Given problem:
Without the pictures, reproduce the records that follow exactly.

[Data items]
_____

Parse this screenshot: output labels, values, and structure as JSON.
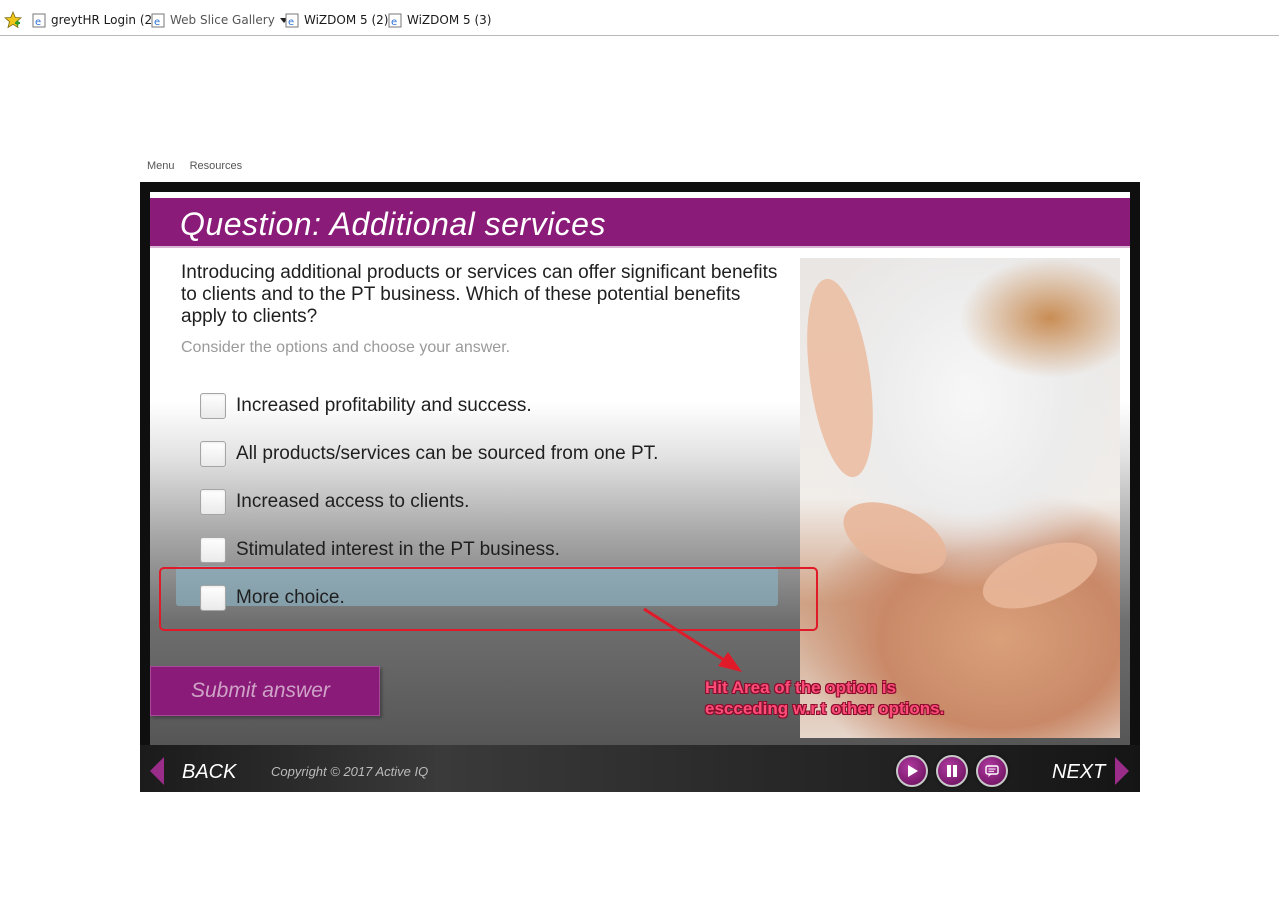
{
  "favorites": {
    "items": [
      {
        "label": "greytHR Login (2)"
      },
      {
        "label": "Web Slice Gallery"
      },
      {
        "label": "WiZDOM 5 (2)"
      },
      {
        "label": "WiZDOM 5 (3)"
      }
    ]
  },
  "player_menu": {
    "menu": "Menu",
    "resources": "Resources"
  },
  "slide": {
    "title": "Question: Additional services",
    "question": "Introducing additional products or services can offer significant benefits to clients and to the PT business. Which of these potential benefits apply to clients?",
    "instruction": "Consider the options and choose your answer.",
    "options": [
      {
        "label": "Increased profitability and success.",
        "checked": false
      },
      {
        "label": "All products/services can be sourced from one PT.",
        "checked": false
      },
      {
        "label": "Increased access to clients.",
        "checked": false
      },
      {
        "label": "Stimulated interest in the PT business.",
        "checked": false
      },
      {
        "label": "More choice.",
        "checked": false
      }
    ],
    "submit_label": "Submit answer"
  },
  "navbar": {
    "back": "BACK",
    "copyright": "Copyright © 2017 Active IQ",
    "next": "NEXT",
    "controls": [
      "play-icon",
      "pause-icon",
      "transcript-icon"
    ]
  },
  "annotation": {
    "text": "Hit Area of the option is escceding w.r.t other options.",
    "color": "#e11a2a"
  },
  "colors": {
    "brand": "#8a1b78"
  }
}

_____

In response:
Parse this screenshot: output labels, values, and structure as JSON.
{
  "favorites": {
    "items": [
      {
        "label": "greytHR Login (2)"
      },
      {
        "label": "Web Slice Gallery"
      },
      {
        "label": "WiZDOM 5 (2)"
      },
      {
        "label": "WiZDOM 5 (3)"
      }
    ]
  },
  "player_menu": {
    "menu": "Menu",
    "resources": "Resources"
  },
  "slide": {
    "title": "Question: Additional services",
    "question": "Introducing additional products or services can offer significant benefits to clients and to the PT business. Which of these potential benefits apply to clients?",
    "instruction": "Consider the options and choose your answer.",
    "options": [
      {
        "label": "Increased profitability and success.",
        "checked": false
      },
      {
        "label": "All products/services can be sourced from one PT.",
        "checked": false
      },
      {
        "label": "Increased access to clients.",
        "checked": false
      },
      {
        "label": "Stimulated interest in the PT business.",
        "checked": false
      },
      {
        "label": "More choice.",
        "checked": false
      }
    ],
    "submit_label": "Submit answer"
  },
  "navbar": {
    "back": "BACK",
    "copyright": "Copyright © 2017 Active IQ",
    "next": "NEXT",
    "controls": [
      "play-icon",
      "pause-icon",
      "transcript-icon"
    ]
  },
  "annotation": {
    "text": "Hit Area of the option is escceding w.r.t other options.",
    "color": "#e11a2a"
  },
  "colors": {
    "brand": "#8a1b78"
  }
}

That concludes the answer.